# WHAT THE TASK REQUIRES
All entries are to be quoted exactly; the images stay out of the copy.

# Extracts from a graphics dataset

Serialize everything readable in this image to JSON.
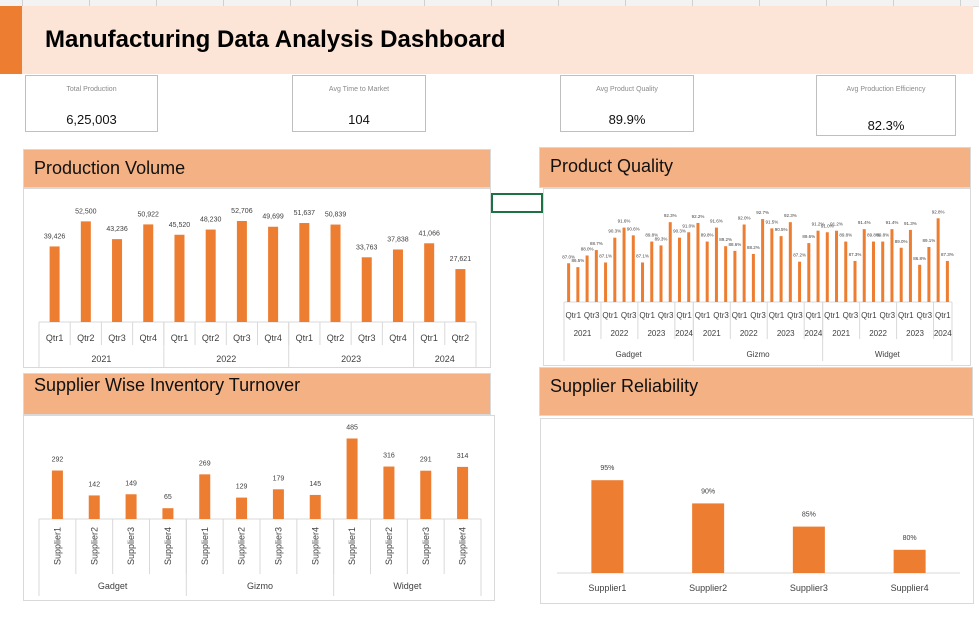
{
  "dashboard": {
    "title": "Manufacturing Data Analysis Dashboard"
  },
  "kpis": [
    {
      "label": "Total Production",
      "value": "6,25,003"
    },
    {
      "label": "Avg Time to Market",
      "value": "104"
    },
    {
      "label": "Avg Product Quality",
      "value": "89.9%"
    },
    {
      "label": "Avg Production Efficiency",
      "value": "82.3%"
    }
  ],
  "panels": {
    "production_volume": "Production Volume",
    "product_quality": "Product Quality",
    "supplier_inventory": "Supplier Wise Inventory Turnover",
    "supplier_reliability": "Supplier Reliability"
  },
  "colors": {
    "bar": "#ED7D31",
    "header": "#F4B183",
    "banner": "#FCE4D6",
    "accent": "#ED7D31"
  },
  "chart_data": [
    {
      "id": "production_volume",
      "type": "bar",
      "title": "Production Volume",
      "groups": [
        {
          "label": "2021",
          "categories": [
            "Qtr1",
            "Qtr2",
            "Qtr3",
            "Qtr4"
          ],
          "values": [
            39426,
            52500,
            43236,
            50922
          ],
          "labels": [
            "39,426",
            "52,500",
            "43,236",
            "50,922"
          ]
        },
        {
          "label": "2022",
          "categories": [
            "Qtr1",
            "Qtr2",
            "Qtr3",
            "Qtr4"
          ],
          "values": [
            45520,
            48230,
            52706,
            49699
          ],
          "labels": [
            "45,520",
            "48,230",
            "52,706",
            "49,699"
          ]
        },
        {
          "label": "2023",
          "categories": [
            "Qtr1",
            "Qtr2",
            "Qtr3",
            "Qtr4"
          ],
          "values": [
            51637,
            50839,
            33763,
            37838
          ],
          "labels": [
            "51,637",
            "50,839",
            "33,763",
            "37,838"
          ]
        },
        {
          "label": "2024",
          "categories": [
            "Qtr1",
            "Qtr2"
          ],
          "values": [
            41066,
            27621
          ],
          "labels": [
            "41,066",
            "27,621"
          ]
        }
      ],
      "ylim": [
        0,
        60000
      ]
    },
    {
      "id": "product_quality",
      "type": "bar",
      "title": "Product Quality",
      "products": [
        {
          "label": "Gadget",
          "years": [
            {
              "label": "2021",
              "ticks": [
                "Qtr1",
                "Qtr3"
              ],
              "values": [
                87.0,
                86.5,
                88.0,
                88.7
              ]
            },
            {
              "label": "2022",
              "ticks": [
                "Qtr1",
                "Qtr3"
              ],
              "values": [
                87.1,
                90.3,
                91.6,
                90.6
              ]
            },
            {
              "label": "2023",
              "ticks": [
                "Qtr1",
                "Qtr3"
              ],
              "values": [
                87.1,
                89.8,
                89.3,
                92.3
              ]
            },
            {
              "label": "2024",
              "ticks": [
                "Qtr1"
              ],
              "values": [
                90.3,
                91.0
              ]
            }
          ]
        },
        {
          "label": "Gizmo",
          "years": [
            {
              "label": "2021",
              "ticks": [
                "Qtr1",
                "Qtr3"
              ],
              "values": [
                92.2,
                89.8,
                91.6,
                89.2
              ]
            },
            {
              "label": "2022",
              "ticks": [
                "Qtr1",
                "Qtr3"
              ],
              "values": [
                88.6,
                92.0,
                88.2,
                92.7
              ]
            },
            {
              "label": "2023",
              "ticks": [
                "Qtr1",
                "Qtr3"
              ],
              "values": [
                91.5,
                90.5,
                92.3,
                87.2
              ]
            },
            {
              "label": "2024",
              "ticks": [
                "Qtr1"
              ],
              "values": [
                89.6,
                91.2
              ]
            }
          ]
        },
        {
          "label": "Widget",
          "years": [
            {
              "label": "2021",
              "ticks": [
                "Qtr1",
                "Qtr3"
              ],
              "values": [
                91.0,
                91.2,
                89.8,
                87.3
              ]
            },
            {
              "label": "2022",
              "ticks": [
                "Qtr1",
                "Qtr3"
              ],
              "values": [
                91.4,
                89.8,
                89.8,
                91.4
              ]
            },
            {
              "label": "2023",
              "ticks": [
                "Qtr1",
                "Qtr3"
              ],
              "values": [
                89.0,
                91.3,
                86.8,
                89.1
              ]
            },
            {
              "label": "2024",
              "ticks": [
                "Qtr1"
              ],
              "values": [
                92.8,
                87.3
              ]
            }
          ]
        }
      ],
      "ylim": [
        82,
        94
      ]
    },
    {
      "id": "supplier_inventory",
      "type": "bar",
      "title": "Supplier Wise Inventory Turnover",
      "groups": [
        {
          "label": "Gadget",
          "categories": [
            "Supplier1",
            "Supplier2",
            "Supplier3",
            "Supplier4"
          ],
          "values": [
            292,
            142,
            149,
            65
          ]
        },
        {
          "label": "Gizmo",
          "categories": [
            "Supplier1",
            "Supplier2",
            "Supplier3",
            "Supplier4"
          ],
          "values": [
            269,
            129,
            179,
            145
          ]
        },
        {
          "label": "Widget",
          "categories": [
            "Supplier1",
            "Supplier2",
            "Supplier3",
            "Supplier4"
          ],
          "values": [
            485,
            316,
            291,
            314
          ]
        }
      ],
      "ylim": [
        0,
        500
      ]
    },
    {
      "id": "supplier_reliability",
      "type": "bar",
      "title": "Supplier Reliability",
      "categories": [
        "Supplier1",
        "Supplier2",
        "Supplier3",
        "Supplier4"
      ],
      "values": [
        95,
        90,
        85,
        80
      ],
      "labels": [
        "95%",
        "90%",
        "85%",
        "80%"
      ],
      "ylim": [
        75,
        100
      ]
    }
  ]
}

# ANSWER TO THIS EXERCISE
Serialize everything readable in this image to JSON.
{
  "dashboard": {
    "title": "Manufacturing Data Analysis Dashboard"
  },
  "kpis": [
    {
      "label": "Total Production",
      "value": "6,25,003"
    },
    {
      "label": "Avg Time to Market",
      "value": "104"
    },
    {
      "label": "Avg Product Quality",
      "value": "89.9%"
    },
    {
      "label": "Avg Production Efficiency",
      "value": "82.3%"
    }
  ],
  "panels": {
    "production_volume": "Production Volume",
    "product_quality": "Product Quality",
    "supplier_inventory": "Supplier Wise Inventory Turnover",
    "supplier_reliability": "Supplier Reliability"
  },
  "colors": {
    "bar": "#ED7D31",
    "header": "#F4B183",
    "banner": "#FCE4D6",
    "accent": "#ED7D31"
  },
  "chart_data": [
    {
      "id": "production_volume",
      "type": "bar",
      "title": "Production Volume",
      "groups": [
        {
          "label": "2021",
          "categories": [
            "Qtr1",
            "Qtr2",
            "Qtr3",
            "Qtr4"
          ],
          "values": [
            39426,
            52500,
            43236,
            50922
          ],
          "labels": [
            "39,426",
            "52,500",
            "43,236",
            "50,922"
          ]
        },
        {
          "label": "2022",
          "categories": [
            "Qtr1",
            "Qtr2",
            "Qtr3",
            "Qtr4"
          ],
          "values": [
            45520,
            48230,
            52706,
            49699
          ],
          "labels": [
            "45,520",
            "48,230",
            "52,706",
            "49,699"
          ]
        },
        {
          "label": "2023",
          "categories": [
            "Qtr1",
            "Qtr2",
            "Qtr3",
            "Qtr4"
          ],
          "values": [
            51637,
            50839,
            33763,
            37838
          ],
          "labels": [
            "51,637",
            "50,839",
            "33,763",
            "37,838"
          ]
        },
        {
          "label": "2024",
          "categories": [
            "Qtr1",
            "Qtr2"
          ],
          "values": [
            41066,
            27621
          ],
          "labels": [
            "41,066",
            "27,621"
          ]
        }
      ],
      "ylim": [
        0,
        60000
      ]
    },
    {
      "id": "product_quality",
      "type": "bar",
      "title": "Product Quality",
      "products": [
        {
          "label": "Gadget",
          "years": [
            {
              "label": "2021",
              "ticks": [
                "Qtr1",
                "Qtr3"
              ],
              "values": [
                87.0,
                86.5,
                88.0,
                88.7
              ]
            },
            {
              "label": "2022",
              "ticks": [
                "Qtr1",
                "Qtr3"
              ],
              "values": [
                87.1,
                90.3,
                91.6,
                90.6
              ]
            },
            {
              "label": "2023",
              "ticks": [
                "Qtr1",
                "Qtr3"
              ],
              "values": [
                87.1,
                89.8,
                89.3,
                92.3
              ]
            },
            {
              "label": "2024",
              "ticks": [
                "Qtr1"
              ],
              "values": [
                90.3,
                91.0
              ]
            }
          ]
        },
        {
          "label": "Gizmo",
          "years": [
            {
              "label": "2021",
              "ticks": [
                "Qtr1",
                "Qtr3"
              ],
              "values": [
                92.2,
                89.8,
                91.6,
                89.2
              ]
            },
            {
              "label": "2022",
              "ticks": [
                "Qtr1",
                "Qtr3"
              ],
              "values": [
                88.6,
                92.0,
                88.2,
                92.7
              ]
            },
            {
              "label": "2023",
              "ticks": [
                "Qtr1",
                "Qtr3"
              ],
              "values": [
                91.5,
                90.5,
                92.3,
                87.2
              ]
            },
            {
              "label": "2024",
              "ticks": [
                "Qtr1"
              ],
              "values": [
                89.6,
                91.2
              ]
            }
          ]
        },
        {
          "label": "Widget",
          "years": [
            {
              "label": "2021",
              "ticks": [
                "Qtr1",
                "Qtr3"
              ],
              "values": [
                91.0,
                91.2,
                89.8,
                87.3
              ]
            },
            {
              "label": "2022",
              "ticks": [
                "Qtr1",
                "Qtr3"
              ],
              "values": [
                91.4,
                89.8,
                89.8,
                91.4
              ]
            },
            {
              "label": "2023",
              "ticks": [
                "Qtr1",
                "Qtr3"
              ],
              "values": [
                89.0,
                91.3,
                86.8,
                89.1
              ]
            },
            {
              "label": "2024",
              "ticks": [
                "Qtr1"
              ],
              "values": [
                92.8,
                87.3
              ]
            }
          ]
        }
      ],
      "ylim": [
        82,
        94
      ]
    },
    {
      "id": "supplier_inventory",
      "type": "bar",
      "title": "Supplier Wise Inventory Turnover",
      "groups": [
        {
          "label": "Gadget",
          "categories": [
            "Supplier1",
            "Supplier2",
            "Supplier3",
            "Supplier4"
          ],
          "values": [
            292,
            142,
            149,
            65
          ]
        },
        {
          "label": "Gizmo",
          "categories": [
            "Supplier1",
            "Supplier2",
            "Supplier3",
            "Supplier4"
          ],
          "values": [
            269,
            129,
            179,
            145
          ]
        },
        {
          "label": "Widget",
          "categories": [
            "Supplier1",
            "Supplier2",
            "Supplier3",
            "Supplier4"
          ],
          "values": [
            485,
            316,
            291,
            314
          ]
        }
      ],
      "ylim": [
        0,
        500
      ]
    },
    {
      "id": "supplier_reliability",
      "type": "bar",
      "title": "Supplier Reliability",
      "categories": [
        "Supplier1",
        "Supplier2",
        "Supplier3",
        "Supplier4"
      ],
      "values": [
        95,
        90,
        85,
        80
      ],
      "labels": [
        "95%",
        "90%",
        "85%",
        "80%"
      ],
      "ylim": [
        75,
        100
      ]
    }
  ]
}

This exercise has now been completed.